Copy every line of the data in which the word "this" occurs.

[Entries with figure data]
+ + + + + + +

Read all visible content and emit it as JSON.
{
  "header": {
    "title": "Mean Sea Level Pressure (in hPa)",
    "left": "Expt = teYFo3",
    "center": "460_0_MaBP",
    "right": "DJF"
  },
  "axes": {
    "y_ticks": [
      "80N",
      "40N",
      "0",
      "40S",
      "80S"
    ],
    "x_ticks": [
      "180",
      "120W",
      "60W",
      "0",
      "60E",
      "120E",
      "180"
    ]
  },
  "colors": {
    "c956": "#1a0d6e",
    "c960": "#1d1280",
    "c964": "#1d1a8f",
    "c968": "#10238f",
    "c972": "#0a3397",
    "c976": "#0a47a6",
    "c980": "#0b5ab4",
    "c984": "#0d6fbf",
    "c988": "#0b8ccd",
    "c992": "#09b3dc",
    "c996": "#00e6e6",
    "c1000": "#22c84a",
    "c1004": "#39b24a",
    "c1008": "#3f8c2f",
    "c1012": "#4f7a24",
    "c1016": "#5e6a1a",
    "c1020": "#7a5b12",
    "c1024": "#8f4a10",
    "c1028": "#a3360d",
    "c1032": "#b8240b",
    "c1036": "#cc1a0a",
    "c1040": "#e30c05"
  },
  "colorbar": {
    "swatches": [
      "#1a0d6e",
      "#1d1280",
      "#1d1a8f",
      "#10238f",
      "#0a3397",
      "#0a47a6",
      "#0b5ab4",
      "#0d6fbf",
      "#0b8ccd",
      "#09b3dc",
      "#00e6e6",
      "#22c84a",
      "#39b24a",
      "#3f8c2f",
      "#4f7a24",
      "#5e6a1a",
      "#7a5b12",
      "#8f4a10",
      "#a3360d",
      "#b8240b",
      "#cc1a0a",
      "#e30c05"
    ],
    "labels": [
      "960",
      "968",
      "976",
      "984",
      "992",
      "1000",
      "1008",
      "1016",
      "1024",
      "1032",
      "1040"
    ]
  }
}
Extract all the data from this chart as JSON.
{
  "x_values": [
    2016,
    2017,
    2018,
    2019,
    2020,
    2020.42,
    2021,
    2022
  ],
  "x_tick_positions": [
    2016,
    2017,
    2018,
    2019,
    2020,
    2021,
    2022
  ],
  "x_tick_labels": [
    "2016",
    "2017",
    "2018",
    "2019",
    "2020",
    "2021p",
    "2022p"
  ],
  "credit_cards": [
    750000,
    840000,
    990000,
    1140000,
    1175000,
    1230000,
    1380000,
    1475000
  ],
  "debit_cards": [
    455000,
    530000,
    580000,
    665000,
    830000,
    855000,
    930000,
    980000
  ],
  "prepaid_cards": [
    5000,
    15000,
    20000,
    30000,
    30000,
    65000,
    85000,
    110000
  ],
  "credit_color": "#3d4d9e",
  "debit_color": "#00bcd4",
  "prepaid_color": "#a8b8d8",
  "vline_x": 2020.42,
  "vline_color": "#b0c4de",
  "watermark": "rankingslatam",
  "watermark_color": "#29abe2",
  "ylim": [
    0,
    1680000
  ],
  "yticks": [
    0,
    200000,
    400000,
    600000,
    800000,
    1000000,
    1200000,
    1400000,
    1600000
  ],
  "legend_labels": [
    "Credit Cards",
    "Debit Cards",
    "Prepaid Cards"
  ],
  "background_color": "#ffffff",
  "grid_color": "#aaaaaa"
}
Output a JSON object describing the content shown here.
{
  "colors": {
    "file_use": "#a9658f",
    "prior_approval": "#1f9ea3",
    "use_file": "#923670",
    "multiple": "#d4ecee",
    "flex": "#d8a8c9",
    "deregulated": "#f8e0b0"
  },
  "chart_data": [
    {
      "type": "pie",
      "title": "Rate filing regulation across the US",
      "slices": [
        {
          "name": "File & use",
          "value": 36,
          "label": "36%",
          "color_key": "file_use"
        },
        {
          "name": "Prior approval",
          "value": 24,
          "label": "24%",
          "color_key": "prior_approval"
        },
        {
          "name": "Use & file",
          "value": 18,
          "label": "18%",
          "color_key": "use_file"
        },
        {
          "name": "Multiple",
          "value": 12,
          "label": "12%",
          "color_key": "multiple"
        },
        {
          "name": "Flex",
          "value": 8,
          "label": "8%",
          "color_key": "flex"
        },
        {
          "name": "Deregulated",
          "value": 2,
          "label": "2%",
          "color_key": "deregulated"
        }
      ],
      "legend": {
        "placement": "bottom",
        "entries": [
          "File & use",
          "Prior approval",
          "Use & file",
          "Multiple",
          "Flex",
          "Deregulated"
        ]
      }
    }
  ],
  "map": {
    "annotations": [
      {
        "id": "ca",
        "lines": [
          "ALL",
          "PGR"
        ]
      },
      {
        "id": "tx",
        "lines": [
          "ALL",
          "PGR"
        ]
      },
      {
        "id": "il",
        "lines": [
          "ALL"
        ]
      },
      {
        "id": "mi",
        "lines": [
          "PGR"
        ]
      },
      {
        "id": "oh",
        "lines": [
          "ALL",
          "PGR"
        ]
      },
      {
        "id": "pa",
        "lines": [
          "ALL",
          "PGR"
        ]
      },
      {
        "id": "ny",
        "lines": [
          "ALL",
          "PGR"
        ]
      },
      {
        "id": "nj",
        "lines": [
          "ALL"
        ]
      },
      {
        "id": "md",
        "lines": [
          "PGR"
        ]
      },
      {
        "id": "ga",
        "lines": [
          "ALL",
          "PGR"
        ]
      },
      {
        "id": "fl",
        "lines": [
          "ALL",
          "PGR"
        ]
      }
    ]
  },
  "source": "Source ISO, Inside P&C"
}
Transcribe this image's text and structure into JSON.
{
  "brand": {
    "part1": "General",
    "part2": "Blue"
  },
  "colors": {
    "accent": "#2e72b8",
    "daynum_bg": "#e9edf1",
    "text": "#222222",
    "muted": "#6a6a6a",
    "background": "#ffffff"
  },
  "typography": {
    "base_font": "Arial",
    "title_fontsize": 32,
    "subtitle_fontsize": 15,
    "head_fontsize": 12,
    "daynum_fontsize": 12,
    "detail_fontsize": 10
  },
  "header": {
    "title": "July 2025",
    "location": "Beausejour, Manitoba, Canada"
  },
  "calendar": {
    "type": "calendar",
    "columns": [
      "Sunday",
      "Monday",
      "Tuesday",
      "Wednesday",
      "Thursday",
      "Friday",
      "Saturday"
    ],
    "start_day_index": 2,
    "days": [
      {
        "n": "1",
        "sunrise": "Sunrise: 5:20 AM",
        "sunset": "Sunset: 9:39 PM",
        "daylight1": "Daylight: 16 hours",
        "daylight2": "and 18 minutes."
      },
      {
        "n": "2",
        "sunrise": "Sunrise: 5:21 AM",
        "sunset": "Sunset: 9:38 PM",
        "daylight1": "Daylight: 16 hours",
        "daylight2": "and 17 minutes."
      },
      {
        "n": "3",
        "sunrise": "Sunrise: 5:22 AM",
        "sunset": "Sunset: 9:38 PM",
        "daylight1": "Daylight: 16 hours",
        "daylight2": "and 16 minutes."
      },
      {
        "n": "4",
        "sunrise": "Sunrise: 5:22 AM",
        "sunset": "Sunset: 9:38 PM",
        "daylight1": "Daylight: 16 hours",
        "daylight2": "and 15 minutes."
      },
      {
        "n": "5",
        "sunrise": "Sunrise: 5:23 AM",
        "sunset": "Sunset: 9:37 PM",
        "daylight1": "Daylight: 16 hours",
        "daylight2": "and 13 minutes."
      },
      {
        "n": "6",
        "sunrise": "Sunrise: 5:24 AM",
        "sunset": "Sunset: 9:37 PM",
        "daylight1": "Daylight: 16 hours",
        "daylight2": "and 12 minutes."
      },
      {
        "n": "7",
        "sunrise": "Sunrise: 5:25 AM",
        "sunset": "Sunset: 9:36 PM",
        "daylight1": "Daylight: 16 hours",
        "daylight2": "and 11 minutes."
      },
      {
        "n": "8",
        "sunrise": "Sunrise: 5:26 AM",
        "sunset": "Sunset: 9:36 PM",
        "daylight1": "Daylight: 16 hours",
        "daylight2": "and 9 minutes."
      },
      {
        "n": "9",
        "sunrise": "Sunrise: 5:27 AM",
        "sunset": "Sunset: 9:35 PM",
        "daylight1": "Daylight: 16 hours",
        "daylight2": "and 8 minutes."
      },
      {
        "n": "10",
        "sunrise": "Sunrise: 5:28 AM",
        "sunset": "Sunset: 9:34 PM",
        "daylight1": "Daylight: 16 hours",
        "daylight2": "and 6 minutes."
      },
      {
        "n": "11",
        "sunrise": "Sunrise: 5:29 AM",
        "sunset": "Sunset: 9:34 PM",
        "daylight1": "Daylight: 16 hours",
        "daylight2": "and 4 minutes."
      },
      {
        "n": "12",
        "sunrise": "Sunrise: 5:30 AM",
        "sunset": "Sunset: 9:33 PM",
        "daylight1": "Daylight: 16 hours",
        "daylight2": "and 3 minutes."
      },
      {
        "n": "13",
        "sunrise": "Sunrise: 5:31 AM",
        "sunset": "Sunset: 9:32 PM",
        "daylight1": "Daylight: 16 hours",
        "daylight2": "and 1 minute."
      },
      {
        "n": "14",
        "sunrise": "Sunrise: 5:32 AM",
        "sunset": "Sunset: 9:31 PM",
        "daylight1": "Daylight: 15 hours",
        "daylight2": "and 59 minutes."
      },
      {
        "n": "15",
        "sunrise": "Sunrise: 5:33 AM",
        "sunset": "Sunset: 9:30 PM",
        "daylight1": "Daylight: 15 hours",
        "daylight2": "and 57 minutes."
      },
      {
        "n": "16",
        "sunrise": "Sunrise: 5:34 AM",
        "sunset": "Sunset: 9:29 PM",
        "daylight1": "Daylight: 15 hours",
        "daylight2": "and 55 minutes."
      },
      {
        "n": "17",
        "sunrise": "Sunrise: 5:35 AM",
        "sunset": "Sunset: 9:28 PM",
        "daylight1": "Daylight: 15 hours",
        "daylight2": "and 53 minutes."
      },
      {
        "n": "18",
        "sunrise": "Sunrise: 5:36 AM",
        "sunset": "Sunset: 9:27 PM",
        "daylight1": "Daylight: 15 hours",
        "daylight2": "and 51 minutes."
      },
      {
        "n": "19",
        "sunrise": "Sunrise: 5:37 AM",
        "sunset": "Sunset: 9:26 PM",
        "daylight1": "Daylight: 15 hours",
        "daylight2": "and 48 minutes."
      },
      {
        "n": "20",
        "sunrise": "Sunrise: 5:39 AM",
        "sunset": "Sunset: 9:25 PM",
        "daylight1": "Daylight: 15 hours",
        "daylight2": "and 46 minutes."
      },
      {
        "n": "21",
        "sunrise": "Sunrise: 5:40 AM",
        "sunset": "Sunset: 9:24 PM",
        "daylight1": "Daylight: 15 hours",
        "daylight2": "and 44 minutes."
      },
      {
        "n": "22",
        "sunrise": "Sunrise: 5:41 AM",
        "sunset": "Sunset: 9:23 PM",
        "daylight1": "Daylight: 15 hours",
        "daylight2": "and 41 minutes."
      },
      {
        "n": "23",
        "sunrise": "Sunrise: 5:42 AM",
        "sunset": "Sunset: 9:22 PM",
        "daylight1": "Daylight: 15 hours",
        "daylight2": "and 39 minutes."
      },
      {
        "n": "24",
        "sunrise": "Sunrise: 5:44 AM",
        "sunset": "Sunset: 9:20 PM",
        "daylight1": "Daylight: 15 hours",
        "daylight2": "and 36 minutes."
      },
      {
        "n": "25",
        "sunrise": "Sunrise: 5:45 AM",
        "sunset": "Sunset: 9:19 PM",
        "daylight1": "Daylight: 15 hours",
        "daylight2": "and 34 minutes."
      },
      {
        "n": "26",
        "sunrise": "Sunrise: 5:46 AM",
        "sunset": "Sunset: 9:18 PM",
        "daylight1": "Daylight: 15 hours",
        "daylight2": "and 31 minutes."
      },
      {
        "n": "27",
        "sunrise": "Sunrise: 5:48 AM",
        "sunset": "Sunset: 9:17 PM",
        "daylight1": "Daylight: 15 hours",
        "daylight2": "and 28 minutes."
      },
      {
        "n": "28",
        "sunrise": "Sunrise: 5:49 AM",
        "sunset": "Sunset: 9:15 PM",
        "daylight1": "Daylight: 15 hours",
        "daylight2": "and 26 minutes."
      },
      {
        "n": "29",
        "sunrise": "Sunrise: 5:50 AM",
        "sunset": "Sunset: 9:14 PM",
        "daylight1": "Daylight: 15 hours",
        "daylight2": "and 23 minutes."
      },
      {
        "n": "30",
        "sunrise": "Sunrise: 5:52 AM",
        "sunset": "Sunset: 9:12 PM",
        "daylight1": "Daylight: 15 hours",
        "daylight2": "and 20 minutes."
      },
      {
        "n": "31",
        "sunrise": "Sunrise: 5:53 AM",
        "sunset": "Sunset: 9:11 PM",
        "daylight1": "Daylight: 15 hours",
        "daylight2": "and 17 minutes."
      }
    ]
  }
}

+ + + + + + +

§ **Task output**
Extract all the data from this chart as JSON.
Transcribe this image's text and structure into JSON.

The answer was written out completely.